• TASK OBJECTIVE
Report the count of lines below in which the string "Ασφάλιση" occurs; include nothing else.

Dataset excerpts:

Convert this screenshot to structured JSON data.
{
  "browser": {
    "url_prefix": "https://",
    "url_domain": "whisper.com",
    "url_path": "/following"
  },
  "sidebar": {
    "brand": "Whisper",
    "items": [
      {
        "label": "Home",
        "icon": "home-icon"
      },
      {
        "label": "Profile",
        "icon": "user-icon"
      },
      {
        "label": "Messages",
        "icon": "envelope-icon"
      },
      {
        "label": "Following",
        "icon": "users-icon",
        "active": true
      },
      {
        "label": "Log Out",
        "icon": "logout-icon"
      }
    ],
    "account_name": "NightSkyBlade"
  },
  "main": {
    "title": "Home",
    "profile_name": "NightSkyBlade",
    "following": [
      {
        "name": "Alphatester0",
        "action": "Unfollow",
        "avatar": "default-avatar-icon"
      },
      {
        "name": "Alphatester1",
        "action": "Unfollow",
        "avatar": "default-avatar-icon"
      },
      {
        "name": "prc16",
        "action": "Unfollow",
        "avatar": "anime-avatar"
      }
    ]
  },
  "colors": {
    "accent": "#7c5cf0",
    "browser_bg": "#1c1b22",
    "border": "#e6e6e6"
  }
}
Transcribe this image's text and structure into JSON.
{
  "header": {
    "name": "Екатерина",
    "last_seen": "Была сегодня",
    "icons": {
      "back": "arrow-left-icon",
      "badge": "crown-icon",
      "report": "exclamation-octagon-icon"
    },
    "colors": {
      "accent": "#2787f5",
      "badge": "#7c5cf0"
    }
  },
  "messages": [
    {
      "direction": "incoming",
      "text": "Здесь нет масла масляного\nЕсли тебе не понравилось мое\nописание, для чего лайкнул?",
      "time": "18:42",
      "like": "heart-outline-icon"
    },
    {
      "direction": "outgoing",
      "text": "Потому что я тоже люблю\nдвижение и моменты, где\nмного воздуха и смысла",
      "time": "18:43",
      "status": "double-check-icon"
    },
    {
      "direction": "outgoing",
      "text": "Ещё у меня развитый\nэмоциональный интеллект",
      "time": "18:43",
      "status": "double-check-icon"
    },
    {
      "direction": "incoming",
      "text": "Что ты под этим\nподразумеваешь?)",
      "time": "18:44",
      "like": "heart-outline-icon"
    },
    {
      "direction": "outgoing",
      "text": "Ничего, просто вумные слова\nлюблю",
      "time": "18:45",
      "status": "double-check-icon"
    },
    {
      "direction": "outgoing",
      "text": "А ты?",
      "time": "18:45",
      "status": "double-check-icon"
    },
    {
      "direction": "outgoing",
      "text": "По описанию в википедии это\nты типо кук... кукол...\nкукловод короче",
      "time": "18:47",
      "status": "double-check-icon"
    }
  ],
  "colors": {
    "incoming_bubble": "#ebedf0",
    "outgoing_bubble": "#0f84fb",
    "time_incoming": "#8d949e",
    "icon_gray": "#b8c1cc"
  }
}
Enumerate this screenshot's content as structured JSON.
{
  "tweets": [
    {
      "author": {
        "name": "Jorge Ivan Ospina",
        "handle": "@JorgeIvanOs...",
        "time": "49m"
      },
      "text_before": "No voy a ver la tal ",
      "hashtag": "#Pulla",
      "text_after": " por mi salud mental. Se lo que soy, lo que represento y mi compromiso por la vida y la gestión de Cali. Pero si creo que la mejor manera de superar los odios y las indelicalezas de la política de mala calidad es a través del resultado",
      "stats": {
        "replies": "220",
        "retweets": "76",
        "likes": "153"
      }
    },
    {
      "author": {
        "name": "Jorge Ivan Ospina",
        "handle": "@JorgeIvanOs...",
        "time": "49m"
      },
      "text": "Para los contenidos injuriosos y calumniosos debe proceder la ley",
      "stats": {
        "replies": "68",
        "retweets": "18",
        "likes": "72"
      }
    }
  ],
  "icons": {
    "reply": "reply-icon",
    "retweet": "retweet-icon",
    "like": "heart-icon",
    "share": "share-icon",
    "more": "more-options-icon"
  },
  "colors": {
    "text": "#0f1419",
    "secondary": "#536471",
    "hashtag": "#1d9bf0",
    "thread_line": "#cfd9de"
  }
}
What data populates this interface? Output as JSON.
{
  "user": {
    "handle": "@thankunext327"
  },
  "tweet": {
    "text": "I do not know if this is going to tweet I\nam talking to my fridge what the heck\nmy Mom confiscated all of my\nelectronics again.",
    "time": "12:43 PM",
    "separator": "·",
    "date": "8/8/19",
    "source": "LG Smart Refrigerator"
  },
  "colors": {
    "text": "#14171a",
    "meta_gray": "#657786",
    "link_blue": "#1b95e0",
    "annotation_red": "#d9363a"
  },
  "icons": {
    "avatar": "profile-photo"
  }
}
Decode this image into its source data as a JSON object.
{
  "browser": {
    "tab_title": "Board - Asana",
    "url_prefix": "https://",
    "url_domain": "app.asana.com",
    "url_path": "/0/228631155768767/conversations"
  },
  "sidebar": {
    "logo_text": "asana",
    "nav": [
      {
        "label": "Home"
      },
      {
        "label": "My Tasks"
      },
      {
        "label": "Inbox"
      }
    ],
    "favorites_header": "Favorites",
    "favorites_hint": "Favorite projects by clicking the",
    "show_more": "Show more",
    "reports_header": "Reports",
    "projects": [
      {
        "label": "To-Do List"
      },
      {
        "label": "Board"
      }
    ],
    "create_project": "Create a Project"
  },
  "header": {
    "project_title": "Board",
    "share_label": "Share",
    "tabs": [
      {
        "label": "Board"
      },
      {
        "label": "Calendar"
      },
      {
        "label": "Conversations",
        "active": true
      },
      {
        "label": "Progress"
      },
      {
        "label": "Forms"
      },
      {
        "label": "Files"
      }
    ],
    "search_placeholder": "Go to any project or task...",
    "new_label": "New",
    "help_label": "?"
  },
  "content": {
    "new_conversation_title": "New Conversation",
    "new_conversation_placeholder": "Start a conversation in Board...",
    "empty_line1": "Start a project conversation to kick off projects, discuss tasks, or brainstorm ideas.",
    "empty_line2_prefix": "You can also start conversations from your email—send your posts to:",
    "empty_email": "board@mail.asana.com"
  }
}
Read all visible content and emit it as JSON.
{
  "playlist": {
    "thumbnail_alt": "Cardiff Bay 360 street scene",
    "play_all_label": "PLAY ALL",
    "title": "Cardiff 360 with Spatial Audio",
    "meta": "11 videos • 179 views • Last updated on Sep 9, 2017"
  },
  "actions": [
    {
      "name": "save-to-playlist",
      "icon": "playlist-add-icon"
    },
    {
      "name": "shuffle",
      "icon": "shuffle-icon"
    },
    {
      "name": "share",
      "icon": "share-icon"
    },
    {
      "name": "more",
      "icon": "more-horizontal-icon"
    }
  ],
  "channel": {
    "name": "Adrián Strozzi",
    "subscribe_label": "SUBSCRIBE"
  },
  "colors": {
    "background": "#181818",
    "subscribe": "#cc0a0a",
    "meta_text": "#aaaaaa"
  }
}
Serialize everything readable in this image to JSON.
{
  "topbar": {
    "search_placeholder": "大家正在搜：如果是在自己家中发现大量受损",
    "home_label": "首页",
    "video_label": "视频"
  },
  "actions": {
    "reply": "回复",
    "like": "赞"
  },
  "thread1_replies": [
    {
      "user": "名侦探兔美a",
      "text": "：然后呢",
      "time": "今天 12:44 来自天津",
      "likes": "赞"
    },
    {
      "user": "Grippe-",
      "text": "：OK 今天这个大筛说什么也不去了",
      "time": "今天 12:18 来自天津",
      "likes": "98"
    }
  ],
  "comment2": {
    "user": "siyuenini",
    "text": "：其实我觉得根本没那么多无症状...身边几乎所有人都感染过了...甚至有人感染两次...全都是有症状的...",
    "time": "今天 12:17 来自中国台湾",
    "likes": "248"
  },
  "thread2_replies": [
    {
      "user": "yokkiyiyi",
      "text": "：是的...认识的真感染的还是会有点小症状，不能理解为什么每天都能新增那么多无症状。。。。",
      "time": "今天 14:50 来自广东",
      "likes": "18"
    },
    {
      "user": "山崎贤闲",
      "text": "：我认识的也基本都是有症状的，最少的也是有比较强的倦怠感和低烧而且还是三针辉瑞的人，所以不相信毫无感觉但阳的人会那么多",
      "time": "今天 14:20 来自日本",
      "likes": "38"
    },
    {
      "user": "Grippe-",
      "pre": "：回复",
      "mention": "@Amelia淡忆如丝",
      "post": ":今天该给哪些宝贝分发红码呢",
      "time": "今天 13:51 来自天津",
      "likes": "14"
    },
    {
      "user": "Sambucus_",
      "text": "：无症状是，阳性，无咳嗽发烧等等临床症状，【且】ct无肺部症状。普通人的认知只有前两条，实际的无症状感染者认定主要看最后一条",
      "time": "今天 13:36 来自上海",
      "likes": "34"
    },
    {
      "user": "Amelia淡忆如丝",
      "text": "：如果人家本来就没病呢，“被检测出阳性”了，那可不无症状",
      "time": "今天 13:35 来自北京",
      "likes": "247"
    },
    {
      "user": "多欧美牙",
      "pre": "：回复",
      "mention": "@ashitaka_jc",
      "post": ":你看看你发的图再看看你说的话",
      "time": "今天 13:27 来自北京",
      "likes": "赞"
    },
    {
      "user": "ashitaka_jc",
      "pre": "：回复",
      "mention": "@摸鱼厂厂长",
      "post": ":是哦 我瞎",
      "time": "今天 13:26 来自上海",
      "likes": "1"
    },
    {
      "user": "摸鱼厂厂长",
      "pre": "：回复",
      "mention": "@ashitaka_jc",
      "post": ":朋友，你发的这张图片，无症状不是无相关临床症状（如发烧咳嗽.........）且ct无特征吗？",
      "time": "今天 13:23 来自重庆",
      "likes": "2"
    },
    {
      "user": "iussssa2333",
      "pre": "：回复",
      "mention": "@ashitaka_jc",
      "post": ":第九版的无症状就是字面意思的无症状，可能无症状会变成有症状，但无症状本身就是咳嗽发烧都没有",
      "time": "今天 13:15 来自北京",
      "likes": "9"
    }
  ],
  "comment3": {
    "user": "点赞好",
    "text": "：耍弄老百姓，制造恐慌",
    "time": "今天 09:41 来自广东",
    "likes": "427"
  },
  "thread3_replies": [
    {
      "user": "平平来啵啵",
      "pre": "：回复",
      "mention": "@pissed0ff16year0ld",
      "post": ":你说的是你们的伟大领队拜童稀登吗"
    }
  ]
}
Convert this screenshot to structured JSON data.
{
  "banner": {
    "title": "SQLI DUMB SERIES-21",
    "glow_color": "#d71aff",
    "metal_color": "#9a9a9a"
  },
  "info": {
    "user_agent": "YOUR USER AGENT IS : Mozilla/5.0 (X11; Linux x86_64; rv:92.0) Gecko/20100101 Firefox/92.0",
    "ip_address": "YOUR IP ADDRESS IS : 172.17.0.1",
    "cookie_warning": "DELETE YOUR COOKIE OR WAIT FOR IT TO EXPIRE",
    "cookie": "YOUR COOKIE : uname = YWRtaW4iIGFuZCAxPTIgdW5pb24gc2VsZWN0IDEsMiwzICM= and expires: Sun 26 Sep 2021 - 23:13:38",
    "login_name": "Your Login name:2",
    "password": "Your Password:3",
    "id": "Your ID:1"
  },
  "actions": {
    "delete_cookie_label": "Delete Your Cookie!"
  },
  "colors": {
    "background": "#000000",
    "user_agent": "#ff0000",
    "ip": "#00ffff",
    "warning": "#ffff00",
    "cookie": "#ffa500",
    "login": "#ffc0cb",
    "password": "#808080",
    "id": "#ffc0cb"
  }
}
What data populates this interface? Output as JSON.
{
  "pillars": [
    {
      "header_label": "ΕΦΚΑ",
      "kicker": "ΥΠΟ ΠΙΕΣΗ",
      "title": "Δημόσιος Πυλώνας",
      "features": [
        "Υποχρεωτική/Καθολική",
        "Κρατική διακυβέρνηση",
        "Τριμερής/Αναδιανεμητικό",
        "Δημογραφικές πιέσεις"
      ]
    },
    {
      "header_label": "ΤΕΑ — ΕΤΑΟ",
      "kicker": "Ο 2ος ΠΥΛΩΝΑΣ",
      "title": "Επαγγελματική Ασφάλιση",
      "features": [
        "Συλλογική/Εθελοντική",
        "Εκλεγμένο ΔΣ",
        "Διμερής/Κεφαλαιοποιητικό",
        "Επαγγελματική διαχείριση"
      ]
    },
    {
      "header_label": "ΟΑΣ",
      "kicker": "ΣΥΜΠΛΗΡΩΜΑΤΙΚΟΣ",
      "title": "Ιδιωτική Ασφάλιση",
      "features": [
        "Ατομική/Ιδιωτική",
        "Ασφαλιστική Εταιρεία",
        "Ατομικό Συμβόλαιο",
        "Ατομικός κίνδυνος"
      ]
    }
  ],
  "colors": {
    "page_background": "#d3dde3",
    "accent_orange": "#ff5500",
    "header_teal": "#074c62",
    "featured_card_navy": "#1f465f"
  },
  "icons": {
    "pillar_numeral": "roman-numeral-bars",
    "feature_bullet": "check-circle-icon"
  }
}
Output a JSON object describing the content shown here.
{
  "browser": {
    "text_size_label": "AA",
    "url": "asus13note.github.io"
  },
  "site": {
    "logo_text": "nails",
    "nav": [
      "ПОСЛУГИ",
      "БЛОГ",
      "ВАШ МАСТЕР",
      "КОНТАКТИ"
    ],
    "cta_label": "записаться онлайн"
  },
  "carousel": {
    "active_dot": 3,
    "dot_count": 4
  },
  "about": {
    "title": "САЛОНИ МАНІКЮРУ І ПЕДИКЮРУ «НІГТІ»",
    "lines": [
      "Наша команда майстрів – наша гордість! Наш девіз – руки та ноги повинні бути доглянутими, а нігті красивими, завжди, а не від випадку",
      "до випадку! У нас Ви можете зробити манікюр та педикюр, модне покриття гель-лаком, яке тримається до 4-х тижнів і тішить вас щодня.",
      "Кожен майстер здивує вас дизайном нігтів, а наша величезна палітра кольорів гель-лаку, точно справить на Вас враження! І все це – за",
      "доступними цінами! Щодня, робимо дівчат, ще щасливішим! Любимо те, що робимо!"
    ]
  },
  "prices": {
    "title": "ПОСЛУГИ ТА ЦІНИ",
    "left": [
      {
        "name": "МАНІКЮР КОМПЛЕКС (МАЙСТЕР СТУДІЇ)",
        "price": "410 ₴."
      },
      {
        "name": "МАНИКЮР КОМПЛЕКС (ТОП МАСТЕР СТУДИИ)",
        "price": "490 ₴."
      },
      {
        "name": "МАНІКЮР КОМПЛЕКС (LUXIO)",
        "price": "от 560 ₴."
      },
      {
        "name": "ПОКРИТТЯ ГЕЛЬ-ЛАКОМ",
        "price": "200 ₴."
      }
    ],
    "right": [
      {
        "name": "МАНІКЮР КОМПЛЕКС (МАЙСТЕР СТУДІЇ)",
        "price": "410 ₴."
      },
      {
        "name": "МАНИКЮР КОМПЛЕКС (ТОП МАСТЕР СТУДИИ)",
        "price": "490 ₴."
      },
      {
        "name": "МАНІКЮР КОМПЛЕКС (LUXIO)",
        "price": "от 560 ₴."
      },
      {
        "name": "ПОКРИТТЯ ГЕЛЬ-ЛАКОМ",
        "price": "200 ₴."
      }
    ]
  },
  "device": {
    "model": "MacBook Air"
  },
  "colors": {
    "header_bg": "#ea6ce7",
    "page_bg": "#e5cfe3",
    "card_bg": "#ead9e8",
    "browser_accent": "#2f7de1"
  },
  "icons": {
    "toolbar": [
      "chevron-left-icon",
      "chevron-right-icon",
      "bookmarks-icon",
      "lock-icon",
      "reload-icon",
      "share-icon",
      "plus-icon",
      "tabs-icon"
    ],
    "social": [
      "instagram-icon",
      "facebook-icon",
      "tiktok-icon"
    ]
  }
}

• FINAL ANSWER
2